# EXERCISE GOAL
Each entry below must be repeated exactly, with pictures left out.

# ITEMS
━━━━━━━━━━━━━━━━━━━━

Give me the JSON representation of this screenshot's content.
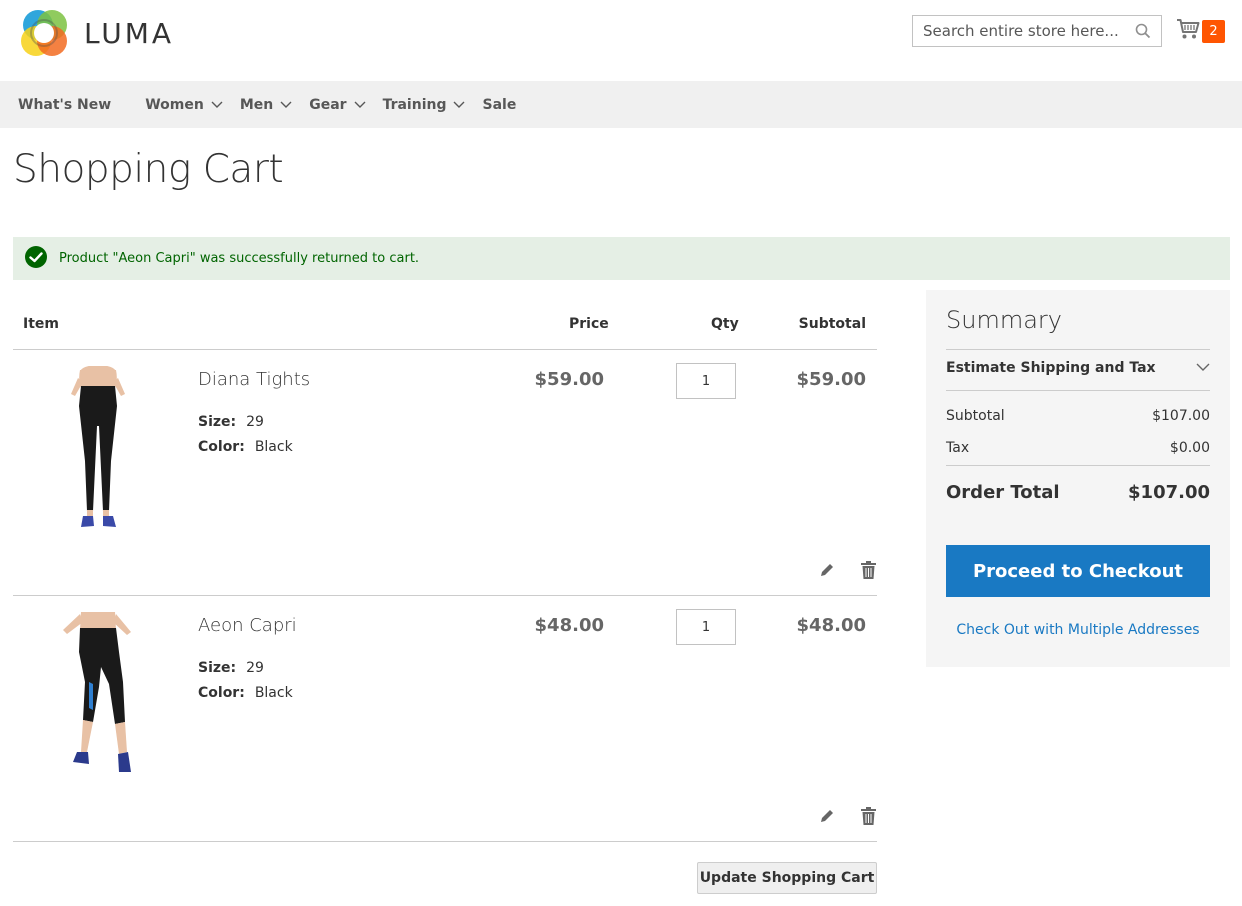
{
  "header": {
    "logo_text": "LUMA",
    "search_placeholder": "Search entire store here...",
    "cart_count": "2"
  },
  "nav": [
    {
      "label": "What's New",
      "has_dropdown": false
    },
    {
      "label": "Women",
      "has_dropdown": true
    },
    {
      "label": "Men",
      "has_dropdown": true
    },
    {
      "label": "Gear",
      "has_dropdown": true
    },
    {
      "label": "Training",
      "has_dropdown": true
    },
    {
      "label": "Sale",
      "has_dropdown": false
    }
  ],
  "page_title": "Shopping Cart",
  "message": "Product \"Aeon Capri\" was successfully returned to cart.",
  "table": {
    "col_item": "Item",
    "col_price": "Price",
    "col_qty": "Qty",
    "col_subtotal": "Subtotal"
  },
  "items": [
    {
      "name": "Diana Tights",
      "size_label": "Size:",
      "size": "29",
      "color_label": "Color:",
      "color": "Black",
      "price": "$59.00",
      "qty": "1",
      "subtotal": "$59.00"
    },
    {
      "name": "Aeon Capri",
      "size_label": "Size:",
      "size": "29",
      "color_label": "Color:",
      "color": "Black",
      "price": "$48.00",
      "qty": "1",
      "subtotal": "$48.00"
    }
  ],
  "update_button": "Update Shopping Cart",
  "summary": {
    "title": "Summary",
    "estimate": "Estimate Shipping and Tax",
    "subtotal_label": "Subtotal",
    "subtotal": "$107.00",
    "tax_label": "Tax",
    "tax": "$0.00",
    "total_label": "Order Total",
    "total": "$107.00",
    "checkout_button": "Proceed to Checkout",
    "multi_link": "Check Out with Multiple Addresses"
  },
  "colors": {
    "accent": "#1979c3",
    "cart_badge": "#ff5501",
    "success_bg": "#e5efe5",
    "success_text": "#006400"
  }
}
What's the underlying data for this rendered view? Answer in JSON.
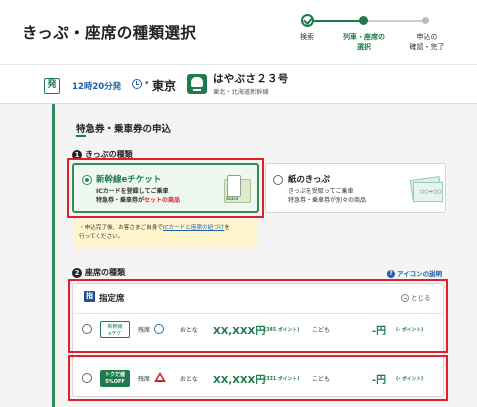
{
  "header": {
    "title": "きっぷ・座席の種類選択",
    "steps": [
      {
        "label": "検索"
      },
      {
        "label_line1": "列車・座席の",
        "label_line2": "選択"
      },
      {
        "label_line1": "申込の",
        "label_line2": "確認・完了"
      }
    ]
  },
  "train": {
    "dep_badge": "発",
    "dep_time": "12時20分発",
    "dep_station": "東京",
    "name": "はやぶさ２３号",
    "line": "東北・北海道新幹線"
  },
  "section": {
    "title": "特急券・乗車券の申込"
  },
  "ticket_type": {
    "heading_num": "1",
    "heading": "きっぷの種類",
    "options": [
      {
        "title": "新幹線eチケット",
        "desc_line1": "ICカードを登録してご乗車",
        "desc_line2_a": "特急券・乗車券が",
        "desc_line2_b": "セットの商品",
        "selected": true,
        "image_label": "Suica"
      },
      {
        "title": "紙のきっぷ",
        "desc_line1": "きっぷを受取ってご乗車",
        "desc_line2": "特急券・乗車券が別々の商品",
        "selected": false,
        "image_label": "○○+○○"
      }
    ],
    "notice_a": "・申込完了後、お客さまご自身で",
    "notice_link": "ICカードと座席の紐づけ",
    "notice_b": "を",
    "notice_c": "行ってください。"
  },
  "seat_type": {
    "heading_num": "2",
    "heading": "座席の種類",
    "help_icon": "?",
    "help": "アイコンの説明",
    "panel_icon": "指",
    "panel_label": "指定席",
    "close": "とじる",
    "rows": [
      {
        "badge_line1": "新幹線",
        "badge_line2": "eチケ",
        "seat_label": "残席",
        "availability": "circle",
        "adult_label": "おとな",
        "adult_price": "XX,XXX円",
        "adult_points": "(345 ポイント)",
        "child_label": "こども",
        "child_price": "-円",
        "child_points": "(- ポイント)"
      },
      {
        "badge_line1": "トクだ値",
        "badge_line2": "5%OFF",
        "seat_label": "残席",
        "availability": "triangle",
        "adult_label": "おとな",
        "adult_price": "XX,XXX円",
        "adult_points": "(331 ポイント)",
        "child_label": "こども",
        "child_price": "-円",
        "child_points": "(- ポイント)"
      }
    ]
  },
  "colors": {
    "brand_green": "#1f7a4d",
    "link_blue": "#1f5fa8",
    "highlight_red": "#e0202a",
    "notice_yellow": "#fff5cc"
  }
}
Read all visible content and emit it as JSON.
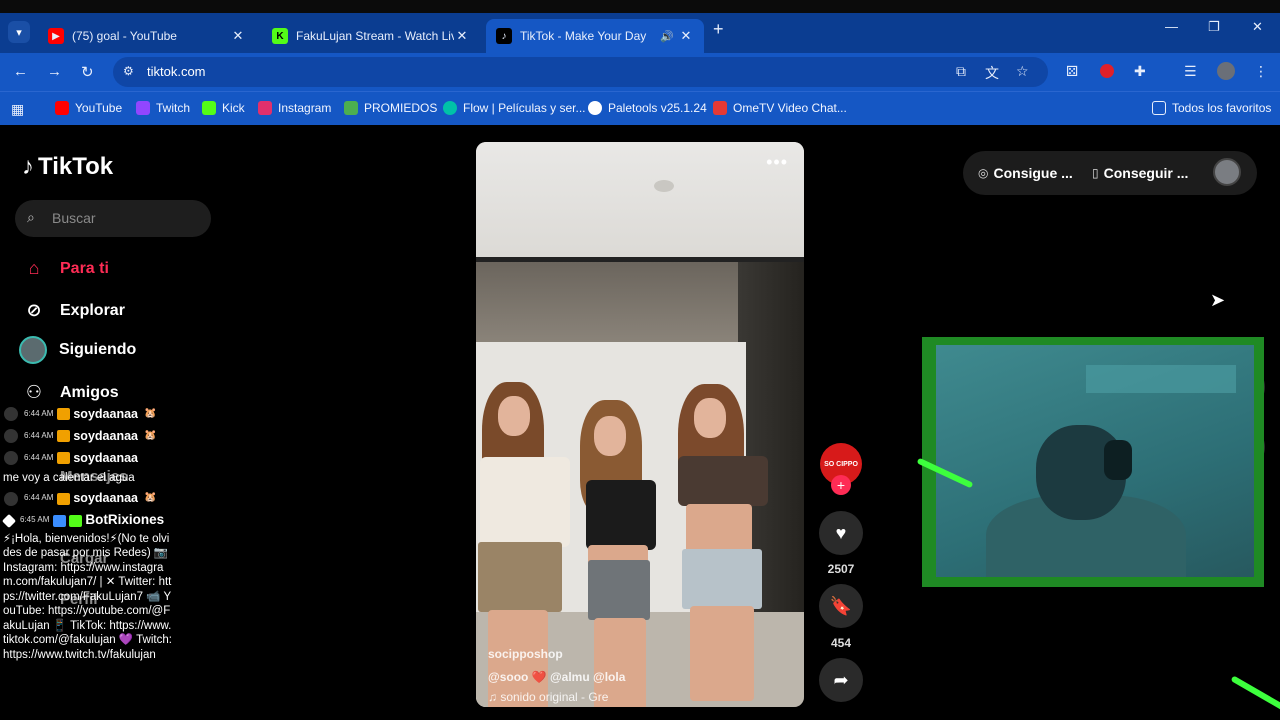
{
  "browser": {
    "tabs": [
      {
        "title": "(75) goal - YouTube",
        "favicon_color": "#ff0000",
        "favicon": "▶"
      },
      {
        "title": "FakuLujan Stream - Watch Live",
        "favicon_color": "#53fc18",
        "favicon": "K"
      },
      {
        "title": "TikTok - Make Your Day",
        "favicon_color": "#000000",
        "favicon": "♪"
      }
    ],
    "url": "tiktok.com",
    "bookmarks": [
      {
        "label": "YouTube",
        "color": "#ff0000"
      },
      {
        "label": "Twitch",
        "color": "#9146ff"
      },
      {
        "label": "Kick",
        "color": "#53fc18"
      },
      {
        "label": "Instagram",
        "color": "#e1306c"
      },
      {
        "label": "PROMIEDOS",
        "color": "#4caf50"
      },
      {
        "label": "Flow | Películas y ser...",
        "color": "#00c2a8"
      },
      {
        "label": "Paletools v25.1.24",
        "color": "#ffffff"
      },
      {
        "label": "OmeTV Video Chat...",
        "color": "#e53935"
      }
    ],
    "all_bookmarks": "Todos los favoritos"
  },
  "tiktok": {
    "logo": "TikTok",
    "search_placeholder": "Buscar",
    "nav": [
      {
        "label": "Para ti",
        "icon": "home-icon"
      },
      {
        "label": "Explorar",
        "icon": "compass-icon"
      },
      {
        "label": "Siguiendo",
        "icon": "following-avatar"
      },
      {
        "label": "Amigos",
        "icon": "friends-icon"
      }
    ],
    "ghost_nav": [
      "Mensajes",
      "Cargar",
      "Perfil"
    ],
    "video": {
      "shop": "socipposhop",
      "tags": "@sooo ❤️ @almu @lola",
      "sound": "♫ sonido original - Gre",
      "author_badge": "SO CIPPO"
    },
    "actions": {
      "likes": "2507",
      "saves": "454"
    },
    "top_right": {
      "btn1": "Consigue ...",
      "btn2": "Conseguir ..."
    }
  },
  "chat": {
    "rows": [
      {
        "time": "6:44 AM",
        "user": "soydaanaa",
        "emote": "🐹"
      },
      {
        "time": "6:44 AM",
        "user": "soydaanaa",
        "emote": "🐹"
      },
      {
        "time": "6:44 AM",
        "user": "soydaanaa",
        "emote": ""
      }
    ],
    "message1": "me voy a calentar el agua",
    "row4": {
      "time": "6:44 AM",
      "user": "soydaanaa",
      "emote": "🐹"
    },
    "bot": {
      "time": "6:45 AM",
      "user": "BotRixiones"
    },
    "bot_message": "⚡¡Hola, bienvenidos!⚡(No te olvides de pasar por mis Redes) 📷 Instagram: https://www.instagram.com/fakulujan7/ | ✕ Twitter: https://twitter.com/FakuLujan7 📹 YouTube: https://youtube.com/@FakuLujan 📱 TikTok: https://www.tiktok.com/@fakulujan 💜 Twitch: https://www.twitch.tv/fakulujan"
  }
}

━━━━━━━━━━━━━━━━━━━━

# RESPONSE TO THE EXERCISE
Give me the JSON representation of this screenshot's content.
{
  "header": {
    "logo_text": "LUMA",
    "search_placeholder": "Search entire store here...",
    "cart_count": "2"
  },
  "nav": [
    {
      "label": "What's New",
      "has_dropdown": false
    },
    {
      "label": "Women",
      "has_dropdown": true
    },
    {
      "label": "Men",
      "has_dropdown": true
    },
    {
      "label": "Gear",
      "has_dropdown": true
    },
    {
      "label": "Training",
      "has_dropdown": true
    },
    {
      "label": "Sale",
      "has_dropdown": false
    }
  ],
  "page_title": "Shopping Cart",
  "message": "Product \"Aeon Capri\" was successfully returned to cart.",
  "table": {
    "col_item": "Item",
    "col_price": "Price",
    "col_qty": "Qty",
    "col_subtotal": "Subtotal"
  },
  "items": [
    {
      "name": "Diana Tights",
      "size_label": "Size:",
      "size": "29",
      "color_label": "Color:",
      "color": "Black",
      "price": "$59.00",
      "qty": "1",
      "subtotal": "$59.00"
    },
    {
      "name": "Aeon Capri",
      "size_label": "Size:",
      "size": "29",
      "color_label": "Color:",
      "color": "Black",
      "price": "$48.00",
      "qty": "1",
      "subtotal": "$48.00"
    }
  ],
  "update_button": "Update Shopping Cart",
  "summary": {
    "title": "Summary",
    "estimate": "Estimate Shipping and Tax",
    "subtotal_label": "Subtotal",
    "subtotal": "$107.00",
    "tax_label": "Tax",
    "tax": "$0.00",
    "total_label": "Order Total",
    "total": "$107.00",
    "checkout_button": "Proceed to Checkout",
    "multi_link": "Check Out with Multiple Addresses"
  },
  "colors": {
    "accent": "#1979c3",
    "cart_badge": "#ff5501",
    "success_bg": "#e5efe5",
    "success_text": "#006400"
  }
}
What's the underlying data for this rendered view? Answer in JSON.
{
  "header": {
    "title": "きっぷ・座席の種類選択",
    "steps": [
      {
        "label": "検索"
      },
      {
        "label_line1": "列車・座席の",
        "label_line2": "選択"
      },
      {
        "label_line1": "申込の",
        "label_line2": "確認・完了"
      }
    ]
  },
  "train": {
    "dep_badge": "発",
    "dep_time": "12時20分発",
    "dep_station": "東京",
    "name": "はやぶさ２３号",
    "line": "東北・北海道新幹線"
  },
  "section": {
    "title": "特急券・乗車券の申込"
  },
  "ticket_type": {
    "heading_num": "1",
    "heading": "きっぷの種類",
    "options": [
      {
        "title": "新幹線eチケット",
        "desc_line1": "ICカードを登録してご乗車",
        "desc_line2_a": "特急券・乗車券が",
        "desc_line2_b": "セットの商品",
        "selected": true,
        "image_label": "Suica"
      },
      {
        "title": "紙のきっぷ",
        "desc_line1": "きっぷを受取ってご乗車",
        "desc_line2": "特急券・乗車券が別々の商品",
        "selected": false,
        "image_label": "○○+○○"
      }
    ],
    "notice_a": "・申込完了後、お客さまご自身で",
    "notice_link": "ICカードと座席の紐づけ",
    "notice_b": "を",
    "notice_c": "行ってください。"
  },
  "seat_type": {
    "heading_num": "2",
    "heading": "座席の種類",
    "help_icon": "?",
    "help": "アイコンの説明",
    "panel_icon": "指",
    "panel_label": "指定席",
    "close": "とじる",
    "rows": [
      {
        "badge_line1": "新幹線",
        "badge_line2": "eチケ",
        "seat_label": "残席",
        "availability": "circle",
        "adult_label": "おとな",
        "adult_price": "XX,XXX円",
        "adult_points": "(345 ポイント)",
        "child_label": "こども",
        "child_price": "-円",
        "child_points": "(- ポイント)"
      },
      {
        "badge_line1": "トクだ値",
        "badge_line2": "5%OFF",
        "seat_label": "残席",
        "availability": "triangle",
        "adult_label": "おとな",
        "adult_price": "XX,XXX円",
        "adult_points": "(331 ポイント)",
        "child_label": "こども",
        "child_price": "-円",
        "child_points": "(- ポイント)"
      }
    ]
  },
  "colors": {
    "brand_green": "#1f7a4d",
    "link_blue": "#1f5fa8",
    "highlight_red": "#e0202a",
    "notice_yellow": "#fff5cc"
  }
}
Read all visible content and emit it as JSON.
{
  "browser": {
    "tabs": [
      {
        "title": "(75) goal - YouTube",
        "favicon_color": "#ff0000",
        "favicon": "▶"
      },
      {
        "title": "FakuLujan Stream - Watch Live",
        "favicon_color": "#53fc18",
        "favicon": "K"
      },
      {
        "title": "TikTok - Make Your Day",
        "favicon_color": "#000000",
        "favicon": "♪"
      }
    ],
    "url": "tiktok.com",
    "bookmarks": [
      {
        "label": "YouTube",
        "color": "#ff0000"
      },
      {
        "label": "Twitch",
        "color": "#9146ff"
      },
      {
        "label": "Kick",
        "color": "#53fc18"
      },
      {
        "label": "Instagram",
        "color": "#e1306c"
      },
      {
        "label": "PROMIEDOS",
        "color": "#4caf50"
      },
      {
        "label": "Flow | Películas y ser...",
        "color": "#00c2a8"
      },
      {
        "label": "Paletools v25.1.24",
        "color": "#ffffff"
      },
      {
        "label": "OmeTV Video Chat...",
        "color": "#e53935"
      }
    ],
    "all_bookmarks": "Todos los favoritos"
  },
  "tiktok": {
    "logo": "TikTok",
    "search_placeholder": "Buscar",
    "nav": [
      {
        "label": "Para ti",
        "icon": "home-icon"
      },
      {
        "label": "Explorar",
        "icon": "compass-icon"
      },
      {
        "label": "Siguiendo",
        "icon": "following-avatar"
      },
      {
        "label": "Amigos",
        "icon": "friends-icon"
      }
    ],
    "ghost_nav": [
      "Mensajes",
      "Cargar",
      "Perfil"
    ],
    "video": {
      "shop": "socipposhop",
      "tags": "@sooo ❤️ @almu @lola",
      "sound": "♫ sonido original - Gre",
      "author_badge": "SO CIPPO"
    },
    "actions": {
      "likes": "2507",
      "saves": "454"
    },
    "top_right": {
      "btn1": "Consigue ...",
      "btn2": "Conseguir ..."
    }
  },
  "chat": {
    "rows": [
      {
        "time": "6:44 AM",
        "user": "soydaanaa",
        "emote": "🐹"
      },
      {
        "time": "6:44 AM",
        "user": "soydaanaa",
        "emote": "🐹"
      },
      {
        "time": "6:44 AM",
        "user": "soydaanaa",
        "emote": ""
      }
    ],
    "message1": "me voy a calentar el agua",
    "row4": {
      "time": "6:44 AM",
      "user": "soydaanaa",
      "emote": "🐹"
    },
    "bot": {
      "time": "6:45 AM",
      "user": "BotRixiones"
    },
    "bot_message": "⚡¡Hola, bienvenidos!⚡(No te olvides de pasar por mis Redes) 📷 Instagram: https://www.instagram.com/fakulujan7/ | ✕ Twitter: https://twitter.com/FakuLujan7 📹 YouTube: https://youtube.com/@FakuLujan 📱 TikTok: https://www.tiktok.com/@fakulujan 💜 Twitch: https://www.twitch.tv/fakulujan"
  }
}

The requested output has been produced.